— Start Data to use —
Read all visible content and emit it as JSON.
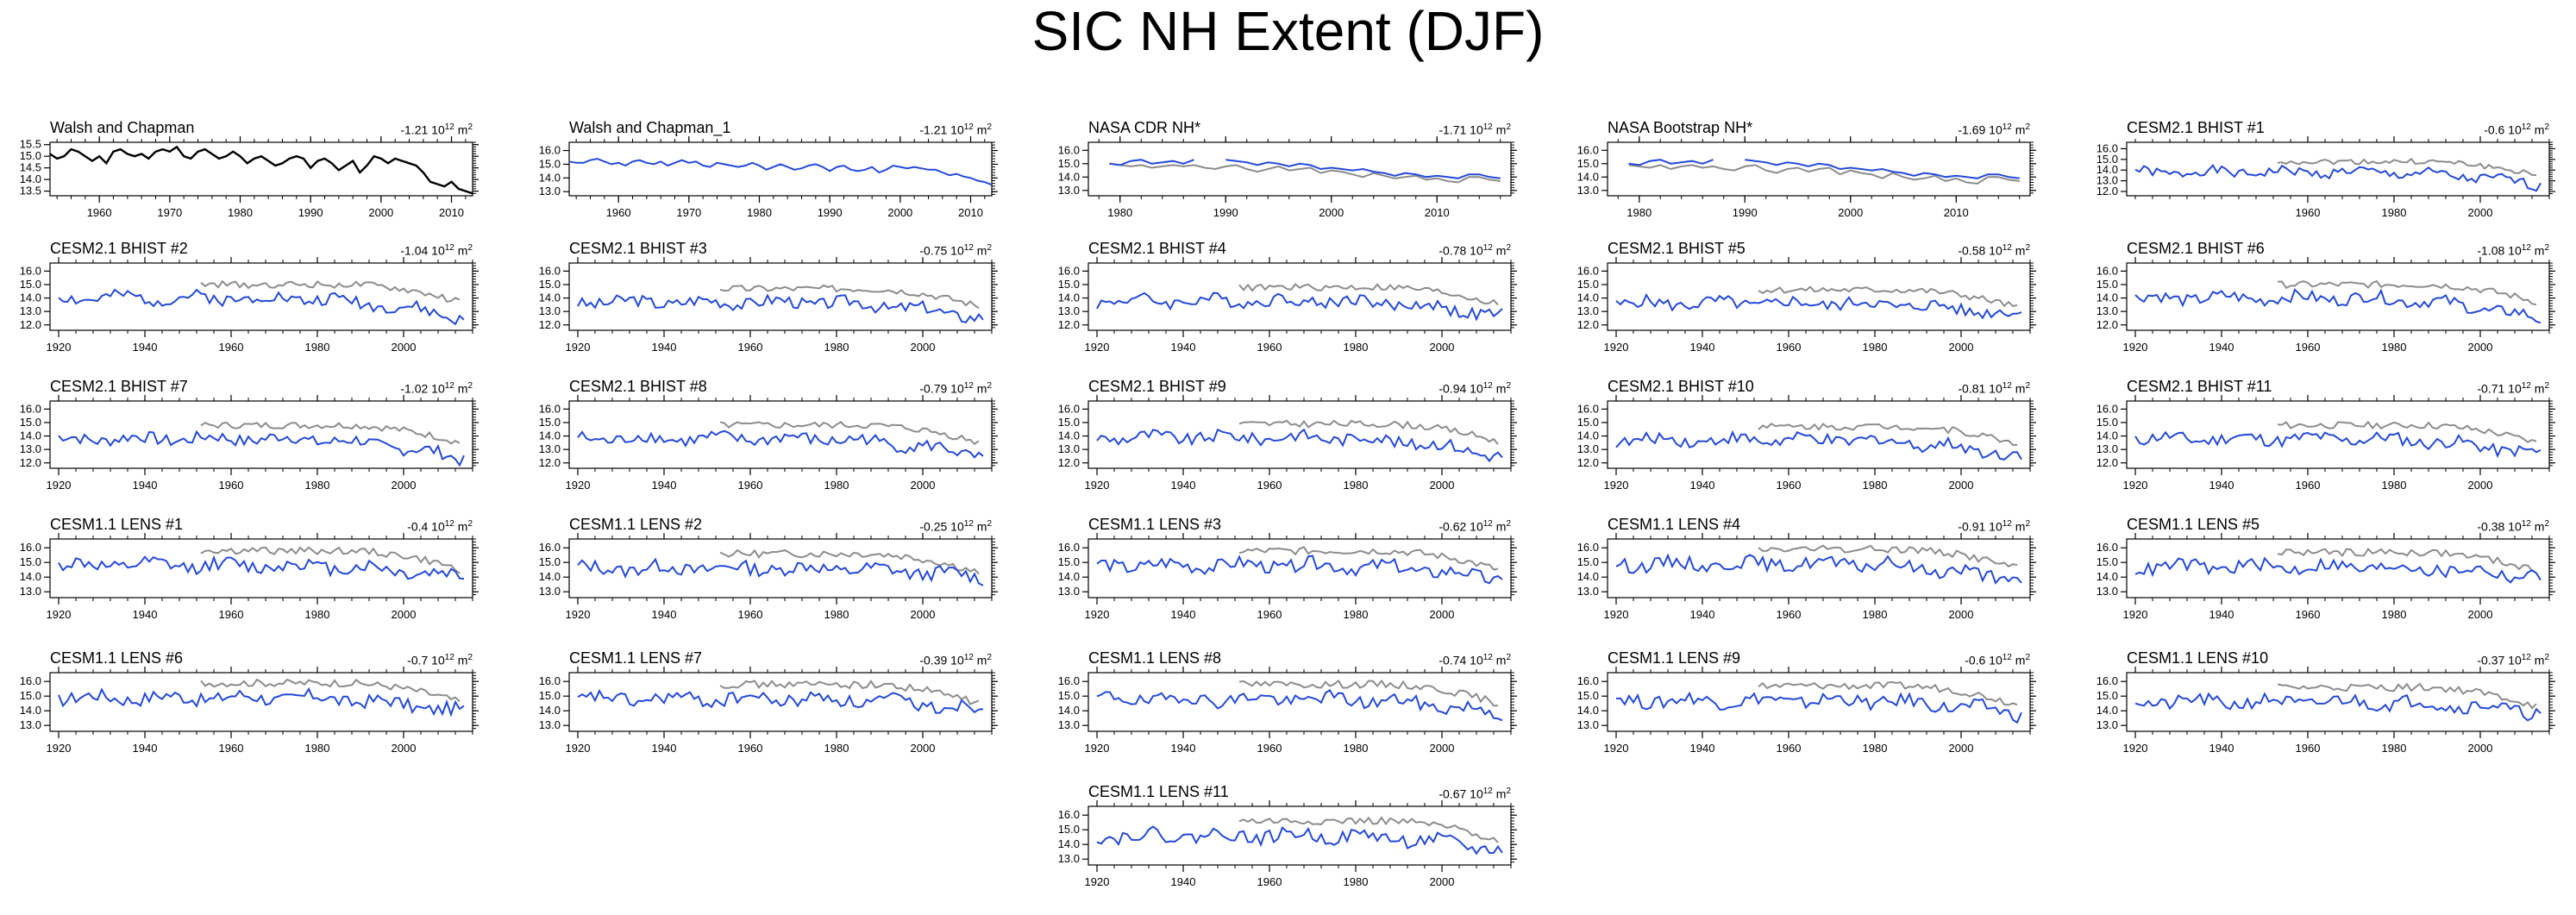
{
  "title": "SIC NH Extent (DJF)",
  "colors": {
    "obs": "#000000",
    "model": "#2449d8",
    "ref": "#8c8c8c"
  },
  "chart_data": [
    {
      "name": "Walsh and Chapman",
      "trend": "-1.21",
      "trend_unit": "10",
      "trend_exp": "12",
      "trend_m": "m",
      "trend_m_exp": "2",
      "type": "line",
      "xlim": [
        1953,
        2013
      ],
      "ylim": [
        13.3,
        15.6
      ],
      "xticks": [
        1960,
        1970,
        1980,
        1990,
        2000,
        2010
      ],
      "yticks": [
        13.5,
        14.0,
        14.5,
        15.0,
        15.5
      ],
      "series": [
        {
          "role": "obs",
          "start": 1953,
          "end": 2013,
          "values": [
            15.1,
            14.9,
            15.0,
            15.3,
            15.2,
            15.0,
            14.8,
            15.0,
            14.7,
            15.2,
            15.3,
            15.1,
            15.0,
            15.1,
            14.9,
            15.2,
            15.3,
            15.2,
            15.4,
            15.0,
            14.9,
            15.2,
            15.3,
            15.1,
            14.9,
            15.0,
            15.2,
            15.0,
            14.7,
            14.9,
            15.0,
            14.8,
            14.6,
            14.7,
            14.9,
            15.0,
            14.9,
            14.5,
            14.8,
            14.9,
            14.7,
            14.4,
            14.6,
            14.8,
            14.3,
            14.6,
            15.0,
            14.9,
            14.7,
            14.9,
            14.8,
            14.7,
            14.6,
            14.3,
            13.9,
            13.8,
            13.7,
            13.9,
            13.6,
            13.5,
            13.4
          ]
        }
      ]
    },
    {
      "name": "Walsh and Chapman_1",
      "trend": "-1.21",
      "trend_unit": "10",
      "trend_exp": "12",
      "trend_m": "m",
      "trend_m_exp": "2",
      "type": "line",
      "xlim": [
        1953,
        2013
      ],
      "ylim": [
        12.7,
        16.6
      ],
      "xticks": [
        1960,
        1970,
        1980,
        1990,
        2000,
        2010
      ],
      "yticks": [
        13.0,
        14.0,
        15.0,
        16.0
      ],
      "series": [
        {
          "role": "model",
          "start": 1953,
          "end": 2013,
          "values": [
            15.2,
            15.1,
            15.1,
            15.3,
            15.4,
            15.2,
            15.0,
            15.1,
            14.9,
            15.2,
            15.3,
            15.1,
            15.0,
            15.2,
            14.9,
            15.1,
            15.3,
            15.1,
            15.2,
            14.9,
            14.8,
            15.1,
            15.0,
            14.9,
            14.8,
            14.9,
            15.1,
            14.9,
            14.6,
            14.8,
            15.0,
            14.8,
            14.6,
            14.7,
            14.9,
            15.0,
            14.8,
            14.5,
            14.8,
            14.9,
            14.6,
            14.5,
            14.6,
            14.8,
            14.4,
            14.6,
            14.9,
            14.8,
            14.7,
            14.8,
            14.7,
            14.6,
            14.6,
            14.4,
            14.2,
            14.3,
            14.1,
            14.0,
            13.8,
            13.7,
            13.5
          ]
        }
      ]
    },
    {
      "name": "NASA CDR NH*",
      "trend": "-1.71",
      "trend_unit": "10",
      "trend_exp": "12",
      "trend_m": "m",
      "trend_m_exp": "2",
      "type": "line",
      "xlim": [
        1977,
        2017
      ],
      "ylim": [
        12.6,
        16.6
      ],
      "xticks": [
        1980,
        1990,
        2000,
        2010
      ],
      "yticks": [
        13.0,
        14.0,
        15.0,
        16.0
      ],
      "series": [
        {
          "role": "ref",
          "start": 1979,
          "end": 2016,
          "values": [
            15.0,
            14.9,
            14.8,
            14.9,
            14.7,
            14.8,
            14.9,
            14.8,
            14.9,
            14.7,
            14.6,
            14.8,
            14.9,
            14.6,
            14.4,
            14.6,
            14.8,
            14.5,
            14.6,
            14.7,
            14.3,
            14.5,
            14.4,
            14.2,
            14.0,
            14.3,
            14.1,
            13.9,
            14.0,
            14.1,
            13.8,
            13.9,
            13.7,
            13.6,
            14.0,
            14.0,
            13.8,
            13.7
          ]
        },
        {
          "role": "model",
          "start": 1979,
          "end": 2016,
          "values": [
            15.0,
            14.9,
            15.2,
            15.3,
            15.0,
            15.1,
            15.2,
            15.0,
            15.3,
            null,
            null,
            15.3,
            15.2,
            15.1,
            14.9,
            15.1,
            15.0,
            14.8,
            15.0,
            14.9,
            14.6,
            14.7,
            14.6,
            14.5,
            14.6,
            14.4,
            14.3,
            14.1,
            14.3,
            14.2,
            14.0,
            14.1,
            14.0,
            13.9,
            14.2,
            14.2,
            14.0,
            13.9
          ]
        }
      ]
    },
    {
      "name": "NASA Bootstrap NH*",
      "trend": "-1.69",
      "trend_unit": "10",
      "trend_exp": "12",
      "trend_m": "m",
      "trend_m_exp": "2",
      "type": "line",
      "xlim": [
        1977,
        2017
      ],
      "ylim": [
        12.6,
        16.6
      ],
      "xticks": [
        1980,
        1990,
        2000,
        2010
      ],
      "yticks": [
        13.0,
        14.0,
        15.0,
        16.0
      ],
      "series": [
        {
          "role": "ref",
          "start": 1979,
          "end": 2016,
          "values": [
            14.9,
            14.8,
            14.7,
            14.9,
            14.6,
            14.8,
            14.9,
            14.7,
            14.8,
            14.6,
            14.5,
            14.8,
            14.9,
            14.5,
            14.3,
            14.6,
            14.7,
            14.4,
            14.6,
            14.7,
            14.2,
            14.5,
            14.3,
            14.2,
            13.9,
            14.3,
            14.0,
            13.8,
            13.9,
            14.1,
            13.7,
            13.9,
            13.6,
            13.5,
            14.0,
            14.0,
            13.8,
            13.7
          ]
        },
        {
          "role": "model",
          "start": 1979,
          "end": 2016,
          "values": [
            15.0,
            14.9,
            15.2,
            15.3,
            15.0,
            15.1,
            15.2,
            15.0,
            15.3,
            null,
            null,
            15.3,
            15.2,
            15.1,
            14.9,
            15.1,
            15.0,
            14.8,
            15.0,
            14.9,
            14.6,
            14.7,
            14.6,
            14.5,
            14.6,
            14.4,
            14.3,
            14.1,
            14.3,
            14.2,
            14.0,
            14.1,
            14.0,
            13.9,
            14.2,
            14.2,
            14.0,
            13.9
          ]
        }
      ]
    },
    {
      "name": "CESM2.1 BHIST #1",
      "trend": "-0.6",
      "trend_unit": "10",
      "trend_exp": "12",
      "trend_m": "m",
      "trend_m_exp": "2",
      "type": "line",
      "xlim": [
        1918,
        2016
      ],
      "ylim": [
        11.6,
        16.6
      ],
      "xticks": [
        1960,
        1980,
        2000
      ],
      "yticks": [
        12.0,
        13.0,
        14.0,
        15.0,
        16.0
      ],
      "seed": 1,
      "mbase": 13.8,
      "mdrop": 1.2
    },
    {
      "name": "CESM2.1 BHIST #2",
      "trend": "-1.04",
      "trend_unit": "10",
      "trend_exp": "12",
      "trend_m": "m",
      "trend_m_exp": "2",
      "type": "line",
      "xlim": [
        1918,
        2016
      ],
      "ylim": [
        11.6,
        16.6
      ],
      "xticks": [
        1920,
        1940,
        1960,
        1980,
        2000
      ],
      "yticks": [
        12.0,
        13.0,
        14.0,
        15.0,
        16.0
      ],
      "seed": 2,
      "mbase": 14.0,
      "mdrop": 1.6
    },
    {
      "name": "CESM2.1 BHIST #3",
      "trend": "-0.75",
      "trend_unit": "10",
      "trend_exp": "12",
      "trend_m": "m",
      "trend_m_exp": "2",
      "type": "line",
      "xlim": [
        1918,
        2016
      ],
      "ylim": [
        11.6,
        16.6
      ],
      "xticks": [
        1920,
        1940,
        1960,
        1980,
        2000
      ],
      "yticks": [
        12.0,
        13.0,
        14.0,
        15.0,
        16.0
      ],
      "seed": 3,
      "mbase": 13.7,
      "mdrop": 1.2
    },
    {
      "name": "CESM2.1 BHIST #4",
      "trend": "-0.78",
      "trend_unit": "10",
      "trend_exp": "12",
      "trend_m": "m",
      "trend_m_exp": "2",
      "type": "line",
      "xlim": [
        1918,
        2016
      ],
      "ylim": [
        11.6,
        16.6
      ],
      "xticks": [
        1920,
        1940,
        1960,
        1980,
        2000
      ],
      "yticks": [
        12.0,
        13.0,
        14.0,
        15.0,
        16.0
      ],
      "seed": 4,
      "mbase": 13.8,
      "mdrop": 1.2
    },
    {
      "name": "CESM2.1 BHIST #5",
      "trend": "-0.58",
      "trend_unit": "10",
      "trend_exp": "12",
      "trend_m": "m",
      "trend_m_exp": "2",
      "type": "line",
      "xlim": [
        1918,
        2016
      ],
      "ylim": [
        11.6,
        16.6
      ],
      "xticks": [
        1920,
        1940,
        1960,
        1980,
        2000
      ],
      "yticks": [
        12.0,
        13.0,
        14.0,
        15.0,
        16.0
      ],
      "seed": 5,
      "mbase": 13.6,
      "mdrop": 0.9
    },
    {
      "name": "CESM2.1 BHIST #6",
      "trend": "-1.08",
      "trend_unit": "10",
      "trend_exp": "12",
      "trend_m": "m",
      "trend_m_exp": "2",
      "type": "line",
      "xlim": [
        1918,
        2016
      ],
      "ylim": [
        11.6,
        16.6
      ],
      "xticks": [
        1920,
        1940,
        1960,
        1980,
        2000
      ],
      "yticks": [
        12.0,
        13.0,
        14.0,
        15.0,
        16.0
      ],
      "seed": 6,
      "mbase": 14.0,
      "mdrop": 1.6
    },
    {
      "name": "CESM2.1 BHIST #7",
      "trend": "-1.02",
      "trend_unit": "10",
      "trend_exp": "12",
      "trend_m": "m",
      "trend_m_exp": "2",
      "type": "line",
      "xlim": [
        1918,
        2016
      ],
      "ylim": [
        11.6,
        16.6
      ],
      "xticks": [
        1920,
        1940,
        1960,
        1980,
        2000
      ],
      "yticks": [
        12.0,
        13.0,
        14.0,
        15.0,
        16.0
      ],
      "seed": 7,
      "mbase": 13.8,
      "mdrop": 1.5
    },
    {
      "name": "CESM2.1 BHIST #8",
      "trend": "-0.79",
      "trend_unit": "10",
      "trend_exp": "12",
      "trend_m": "m",
      "trend_m_exp": "2",
      "type": "line",
      "xlim": [
        1918,
        2016
      ],
      "ylim": [
        11.6,
        16.6
      ],
      "xticks": [
        1920,
        1940,
        1960,
        1980,
        2000
      ],
      "yticks": [
        12.0,
        13.0,
        14.0,
        15.0,
        16.0
      ],
      "seed": 8,
      "mbase": 13.8,
      "mdrop": 1.3
    },
    {
      "name": "CESM2.1 BHIST #9",
      "trend": "-0.94",
      "trend_unit": "10",
      "trend_exp": "12",
      "trend_m": "m",
      "trend_m_exp": "2",
      "type": "line",
      "xlim": [
        1918,
        2016
      ],
      "ylim": [
        11.6,
        16.6
      ],
      "xticks": [
        1920,
        1940,
        1960,
        1980,
        2000
      ],
      "yticks": [
        12.0,
        13.0,
        14.0,
        15.0,
        16.0
      ],
      "seed": 9,
      "mbase": 13.9,
      "mdrop": 1.4
    },
    {
      "name": "CESM2.1 BHIST #10",
      "trend": "-0.81",
      "trend_unit": "10",
      "trend_exp": "12",
      "trend_m": "m",
      "trend_m_exp": "2",
      "type": "line",
      "xlim": [
        1918,
        2016
      ],
      "ylim": [
        11.6,
        16.6
      ],
      "xticks": [
        1920,
        1940,
        1960,
        1980,
        2000
      ],
      "yticks": [
        12.0,
        13.0,
        14.0,
        15.0,
        16.0
      ],
      "seed": 10,
      "mbase": 13.7,
      "mdrop": 1.2
    },
    {
      "name": "CESM2.1 BHIST #11",
      "trend": "-0.71",
      "trend_unit": "10",
      "trend_exp": "12",
      "trend_m": "m",
      "trend_m_exp": "2",
      "type": "line",
      "xlim": [
        1918,
        2016
      ],
      "ylim": [
        11.6,
        16.6
      ],
      "xticks": [
        1920,
        1940,
        1960,
        1980,
        2000
      ],
      "yticks": [
        12.0,
        13.0,
        14.0,
        15.0,
        16.0
      ],
      "seed": 11,
      "mbase": 13.8,
      "mdrop": 1.2
    },
    {
      "name": "CESM1.1 LENS #1",
      "trend": "-0.4",
      "trend_unit": "10",
      "trend_exp": "12",
      "trend_m": "m",
      "trend_m_exp": "2",
      "type": "line",
      "xlim": [
        1918,
        2016
      ],
      "ylim": [
        12.6,
        16.6
      ],
      "xticks": [
        1920,
        1940,
        1960,
        1980,
        2000
      ],
      "yticks": [
        13.0,
        14.0,
        15.0,
        16.0
      ],
      "seed": 12,
      "mbase": 14.8,
      "mdrop": 0.8
    },
    {
      "name": "CESM1.1 LENS #2",
      "trend": "-0.25",
      "trend_unit": "10",
      "trend_exp": "12",
      "trend_m": "m",
      "trend_m_exp": "2",
      "type": "line",
      "xlim": [
        1918,
        2016
      ],
      "ylim": [
        12.6,
        16.6
      ],
      "xticks": [
        1920,
        1940,
        1960,
        1980,
        2000
      ],
      "yticks": [
        13.0,
        14.0,
        15.0,
        16.0
      ],
      "seed": 13,
      "mbase": 14.6,
      "mdrop": 0.6
    },
    {
      "name": "CESM1.1 LENS #3",
      "trend": "-0.62",
      "trend_unit": "10",
      "trend_exp": "12",
      "trend_m": "m",
      "trend_m_exp": "2",
      "type": "line",
      "xlim": [
        1918,
        2016
      ],
      "ylim": [
        12.6,
        16.6
      ],
      "xticks": [
        1920,
        1940,
        1960,
        1980,
        2000
      ],
      "yticks": [
        13.0,
        14.0,
        15.0,
        16.0
      ],
      "seed": 14,
      "mbase": 14.8,
      "mdrop": 1.0
    },
    {
      "name": "CESM1.1 LENS #4",
      "trend": "-0.91",
      "trend_unit": "10",
      "trend_exp": "12",
      "trend_m": "m",
      "trend_m_exp": "2",
      "type": "line",
      "xlim": [
        1918,
        2016
      ],
      "ylim": [
        12.6,
        16.6
      ],
      "xticks": [
        1920,
        1940,
        1960,
        1980,
        2000
      ],
      "yticks": [
        13.0,
        14.0,
        15.0,
        16.0
      ],
      "seed": 15,
      "mbase": 14.9,
      "mdrop": 1.2
    },
    {
      "name": "CESM1.1 LENS #5",
      "trend": "-0.38",
      "trend_unit": "10",
      "trend_exp": "12",
      "trend_m": "m",
      "trend_m_exp": "2",
      "type": "line",
      "xlim": [
        1918,
        2016
      ],
      "ylim": [
        12.6,
        16.6
      ],
      "xticks": [
        1920,
        1940,
        1960,
        1980,
        2000
      ],
      "yticks": [
        13.0,
        14.0,
        15.0,
        16.0
      ],
      "seed": 16,
      "mbase": 14.7,
      "mdrop": 0.7
    },
    {
      "name": "CESM1.1 LENS #6",
      "trend": "-0.7",
      "trend_unit": "10",
      "trend_exp": "12",
      "trend_m": "m",
      "trend_m_exp": "2",
      "type": "line",
      "xlim": [
        1918,
        2016
      ],
      "ylim": [
        12.6,
        16.6
      ],
      "xticks": [
        1920,
        1940,
        1960,
        1980,
        2000
      ],
      "yticks": [
        13.0,
        14.0,
        15.0,
        16.0
      ],
      "seed": 17,
      "mbase": 14.9,
      "mdrop": 1.0
    },
    {
      "name": "CESM1.1 LENS #7",
      "trend": "-0.39",
      "trend_unit": "10",
      "trend_exp": "12",
      "trend_m": "m",
      "trend_m_exp": "2",
      "type": "line",
      "xlim": [
        1918,
        2016
      ],
      "ylim": [
        12.6,
        16.6
      ],
      "xticks": [
        1920,
        1940,
        1960,
        1980,
        2000
      ],
      "yticks": [
        13.0,
        14.0,
        15.0,
        16.0
      ],
      "seed": 18,
      "mbase": 14.8,
      "mdrop": 0.7
    },
    {
      "name": "CESM1.1 LENS #8",
      "trend": "-0.74",
      "trend_unit": "10",
      "trend_exp": "12",
      "trend_m": "m",
      "trend_m_exp": "2",
      "type": "line",
      "xlim": [
        1918,
        2016
      ],
      "ylim": [
        12.6,
        16.6
      ],
      "xticks": [
        1920,
        1940,
        1960,
        1980,
        2000
      ],
      "yticks": [
        13.0,
        14.0,
        15.0,
        16.0
      ],
      "seed": 19,
      "mbase": 14.8,
      "mdrop": 1.0
    },
    {
      "name": "CESM1.1 LENS #9",
      "trend": "-0.6",
      "trend_unit": "10",
      "trend_exp": "12",
      "trend_m": "m",
      "trend_m_exp": "2",
      "type": "line",
      "xlim": [
        1918,
        2016
      ],
      "ylim": [
        12.6,
        16.6
      ],
      "xticks": [
        1920,
        1940,
        1960,
        1980,
        2000
      ],
      "yticks": [
        13.0,
        14.0,
        15.0,
        16.0
      ],
      "seed": 20,
      "mbase": 14.7,
      "mdrop": 0.9
    },
    {
      "name": "CESM1.1 LENS #10",
      "trend": "-0.37",
      "trend_unit": "10",
      "trend_exp": "12",
      "trend_m": "m",
      "trend_m_exp": "2",
      "type": "line",
      "xlim": [
        1918,
        2016
      ],
      "ylim": [
        12.6,
        16.6
      ],
      "xticks": [
        1920,
        1940,
        1960,
        1980,
        2000
      ],
      "yticks": [
        13.0,
        14.0,
        15.0,
        16.0
      ],
      "seed": 21,
      "mbase": 14.6,
      "mdrop": 0.7
    },
    {
      "name": "CESM1.1 LENS #11",
      "trend": "-0.67",
      "trend_unit": "10",
      "trend_exp": "12",
      "trend_m": "m",
      "trend_m_exp": "2",
      "type": "line",
      "xlim": [
        1918,
        2016
      ],
      "ylim": [
        12.6,
        16.6
      ],
      "xticks": [
        1920,
        1940,
        1960,
        1980,
        2000
      ],
      "yticks": [
        13.0,
        14.0,
        15.0,
        16.0
      ],
      "seed": 22,
      "mbase": 14.6,
      "mdrop": 1.0
    }
  ]
}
— End Data to use —
Problem to solve:
Take each line of the material that contains the word "LENS" and list it.

Right answer:
      "name": "CESM1.1 LENS #1",
      "name": "CESM1.1 LENS #2",
      "name": "CESM1.1 LENS #3",
      "name": "CESM1.1 LENS #4",
      "name": "CESM1.1 LENS #5",
      "name": "CESM1.1 LENS #6",
      "name": "CESM1.1 LENS #7",
      "name": "CESM1.1 LENS #8",
      "name": "CESM1.1 LENS #9",
      "name": "CESM1.1 LENS #10",
      "name": "CESM1.1 LENS #11",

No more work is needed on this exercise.